--- begin DOCUMENT EXCERPT ---
9 - I would go further and think about even dividing Links table by itself. If one can divide the table into five for e.g., then while building nph-build.cgi goes through the table selector and builds Links with the help of a table selector routine, from one table after anathor. When one has huge ammount of data stored in the table one has to think of all this. In just one table of Links it is loaded in the memory. The whole table. What if the server has 128 MB memory and my database is 250 MB where Links table itself has 150MB!!! When talking large directories this is size of a database is not said as a joke but a real life situation.

So therefore one is talking and questioning the very fundamentals of a concept. One triggers on the basic design concept. A change in the approach. The concept is to develop a general routine that is able to fragment database tables into many and be able to select it as an where required. It is only the fundamental revision in the very basic idea that can help Links SQL to run speedy and effective and fly in the SQL database and not a cosmetic solution of Java scripts and other things. They are nice and good solutions but only bringing a help to that perticular area. I am looking for a larger benefit out of a small change. This idea of a table selector routine is deadly to me. Because it gives an interesting power to Links SQL!!!

My question, Alex. Is this table selector routine so difficult to develop? It is such ideas that can really help Links SQL 1.02 take forward to Links SQL v2.0! I really want to see Links SQL v2.0 be one of the deadliest ones and killing one on the internet. By such a strong development environment and a backing of the programmer itself for the development, Links SQL is and would be the only one that can stand the market.

------------------
rajani











Quote Reply
Re: Debate : Multiple categories ./. Categories Alternates : In reply to
Rajani --

The logic behind creating extra tables and sub-ranges goes against RDBMS theory.

Alex is correct in this, but he and I dis agree on the use of a reltaions table for Links/Categories.

I think as LinkSQL grows to fill the midrange, the way MySQL fills the midrange between the low end, and Oracle, it will have to use link-category relations tables.

I also disagree about orphan links, since link collection could be done very easily by any 'Category'=0 link that has no relations in the 'Category' table is an 'orphan' and could be moved to the 'validate' table, or other 'intermediate' table.
--- end DOCUMENT EXCERPT ---
**DIRECTIVE 1**
Transcribe the part of the forum thread that opens with the words containing "My question, Alex." and closes with "stand the market.".
The forum thread and the records have no connection to each other.
--- begin EXERCISE MATERIAL ---
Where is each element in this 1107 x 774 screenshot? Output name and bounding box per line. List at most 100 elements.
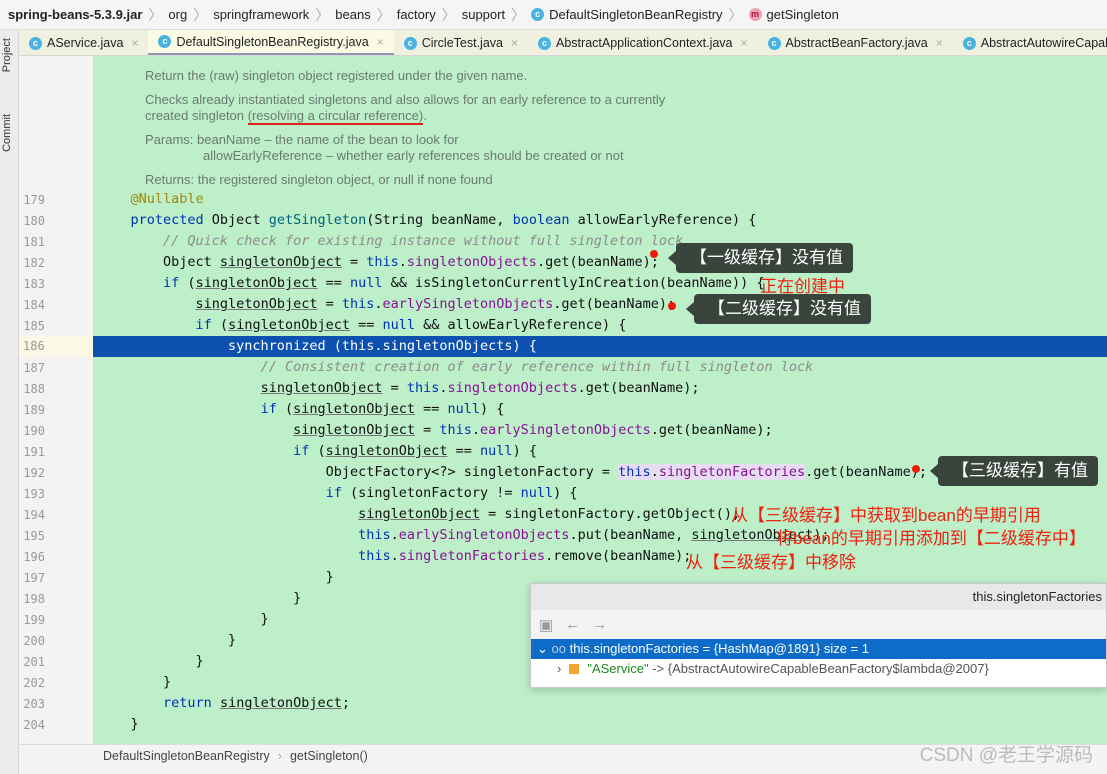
code-token: earlySingletonObjects [398, 527, 570, 543]
close-icon[interactable]: × [377, 35, 384, 49]
code-line[interactable]: synchronized (this.singletonObjects) { [93, 336, 1107, 357]
java-class-icon: c [29, 36, 42, 50]
code-line[interactable]: singletonObject = this.earlySingletonObj… [93, 420, 1107, 441]
breadcrumb-separator: 〉 [148, 6, 163, 23]
code-line[interactable]: // Consistent creation of early referenc… [93, 357, 1107, 378]
editor-tabs: c AService.java × c DefaultSingletonBeanRegi… [19, 30, 1107, 56]
line-number: 196 [23, 550, 45, 564]
code-line[interactable]: } [93, 714, 1107, 735]
breadcrumb-label: support [461, 7, 506, 22]
breadcrumb-item[interactable]: support [462, 7, 505, 22]
code-line[interactable]: this.singletonFactories.remove(beanName)… [93, 546, 1107, 567]
code-token: == [447, 443, 481, 459]
entry-value: -> {AbstractAutowireCapableBeanFactory$l… [648, 661, 989, 676]
breadcrumb-separator: 〉 [441, 6, 456, 23]
code-token: singletonObject [325, 443, 448, 459]
tree-row-aservice[interactable]: › "AService" -> {AbstractAutowireCapableB… [531, 659, 1106, 679]
tab-defaultsingletonbeanregistry[interactable]: c DefaultSingletonBeanRegistry.java × [148, 30, 394, 55]
code-token: // Quick check for existing instance wit… [163, 233, 684, 249]
code-line[interactable]: return singletonObject; [93, 693, 1107, 714]
code-token: = [415, 422, 440, 438]
red-dot-marker [912, 465, 920, 473]
line-number: 184 [23, 298, 45, 312]
code-line[interactable]: // Quick check for existing instance wit… [93, 231, 1107, 252]
code-token: Object [98, 254, 220, 270]
code-line[interactable]: Object singletonObject = this.singletonO… [93, 252, 1107, 273]
breadcrumb-item[interactable]: c DefaultSingletonBeanRegistry [531, 7, 723, 22]
breadcrumb-item[interactable]: org [168, 7, 187, 22]
code-line[interactable]: protected Object getSingleton(String bea… [93, 210, 1107, 231]
tab-aservice[interactable]: c AService.java × [19, 30, 148, 55]
close-icon[interactable]: × [936, 36, 943, 50]
code-token: singletonObject [228, 317, 350, 333]
code-token: = singletonFactory.getObject(); [480, 506, 741, 522]
breadcrumb-item[interactable]: m getSingleton [748, 7, 839, 22]
forward-arrow-icon[interactable]: → [592, 616, 607, 633]
breadcrumb-item[interactable]: factory [397, 7, 436, 22]
code-token: ; [341, 695, 351, 711]
tab-label: AbstractBeanFactory.java [785, 36, 928, 50]
back-arrow-icon[interactable]: ← [565, 616, 580, 633]
crumb-class[interactable]: DefaultSingletonBeanRegistry [103, 749, 270, 763]
line-number: 180 [23, 214, 45, 228]
code-token: ) { [512, 443, 537, 459]
folder-icon[interactable]: ▣ [539, 616, 553, 634]
code-token: singletonObject [219, 254, 342, 270]
line-number: 200 [23, 634, 45, 648]
code-token: singletonObject [195, 296, 318, 312]
code-line[interactable]: if (singletonObject == null) { [93, 399, 1107, 420]
tab-abstractautowirecapablebeanfactory[interactable]: c AbstractAutowireCapableBeanFactory.java… [953, 30, 1107, 55]
code-token: .get(beanName); [650, 422, 773, 438]
line-number: 204 [23, 718, 45, 732]
close-icon[interactable]: × [131, 36, 138, 50]
code-token: Object [203, 212, 269, 228]
crumb-method[interactable]: getSingleton() [290, 749, 368, 763]
code-token: } [98, 653, 204, 669]
breadcrumb-item[interactable]: springframework [213, 7, 309, 22]
code-line[interactable]: @Nullable [93, 189, 1107, 210]
line-number: 181 [23, 235, 45, 249]
java-class-icon: c [158, 35, 172, 48]
code-token: .get(beanName); [805, 464, 928, 480]
close-icon[interactable]: × [511, 36, 518, 50]
commit-tool-tab[interactable]: Commit [1, 114, 13, 152]
tree-row-singleton-factories[interactable]: ⌄ oo this.singletonFactories = {HashMap@… [531, 639, 1106, 659]
breadcrumb-item[interactable]: spring-beans-5.3.9.jar [8, 7, 142, 22]
line-number: 189 [23, 403, 45, 417]
callout-level3: 【三级缓存】有值 [930, 456, 1098, 486]
code-token: (String beanName, [366, 212, 513, 228]
tab-abstractbeanfactory[interactable]: c AbstractBeanFactory.java × [758, 30, 953, 55]
annotation-line195: 将bean的早期引用添加到【二级缓存中】 [776, 529, 1086, 548]
chevron-down-icon[interactable]: ⌄ [537, 641, 548, 656]
code-token: protected [130, 212, 204, 228]
javadoc-text: created singleton [145, 108, 248, 123]
code-token: if [195, 317, 212, 333]
code-token: // Consistent creation of early referenc… [260, 359, 814, 375]
code-token: if [293, 443, 310, 459]
line-number: 194 [23, 508, 45, 522]
code-line[interactable]: singletonObject = this.earlySingletonObj… [93, 294, 1107, 315]
close-icon[interactable]: × [741, 36, 748, 50]
tab-circletest[interactable]: c CircleTest.java × [394, 30, 528, 55]
chevron-right-icon[interactable]: › [557, 661, 561, 676]
code-line[interactable]: singletonObject = this.singletonObjects.… [93, 378, 1107, 399]
code-token: (singletonFactory != [341, 485, 521, 501]
code-line[interactable]: if (singletonObject == null && allowEarl… [93, 315, 1107, 336]
callout-level1: 【一级缓存】没有值 [668, 243, 853, 273]
tab-abstractapplicationcontext[interactable]: c AbstractApplicationContext.java × [528, 30, 758, 55]
breadcrumb-item[interactable]: beans [335, 7, 370, 22]
code-line[interactable]: if (singletonObject == null && isSinglet… [93, 273, 1107, 294]
breadcrumb-separator: 〉 [511, 6, 526, 23]
line-number: 188 [23, 382, 45, 396]
project-tool-tab[interactable]: Project [1, 38, 13, 72]
code-token: null [447, 401, 481, 417]
code-token: singletonObjects [447, 380, 578, 396]
callout-level2: 【二级缓存】没有值 [686, 294, 871, 324]
code-token: . [390, 527, 399, 543]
--- end EXERCISE MATERIAL ---
**DIRECTIVE 2**
Restate word for word the part of the records that opens with the line containing "code-token: earlySingletonObjects [398, 527, 570, 543]" and closes with the line containing "420, 1107, 441]".

**FULL RESPONSE 1**
My question, Alex. Is this table selector routine so difficult to develop? It is such ideas that can really help Links SQL 1.02 take forward to Links SQL v2.0! I really want to see Links SQL v2.0 be one of the deadliest ones and killing one on the internet. By such a strong development environment and a backing of the programmer itself for the development, Links SQL is and would be the only one that can stand the market.

**FULL RESPONSE 2**
code-token: earlySingletonObjects [398, 527, 570, 543]
close-icon[interactable]: × [377, 35, 384, 49]
code-line[interactable]: synchronized (this.singletonObjects) { [93, 336, 1107, 357]
java-class-icon: c [29, 36, 42, 50]
code-line[interactable]: singletonObject = this.earlySingletonObj… [93, 420, 1107, 441]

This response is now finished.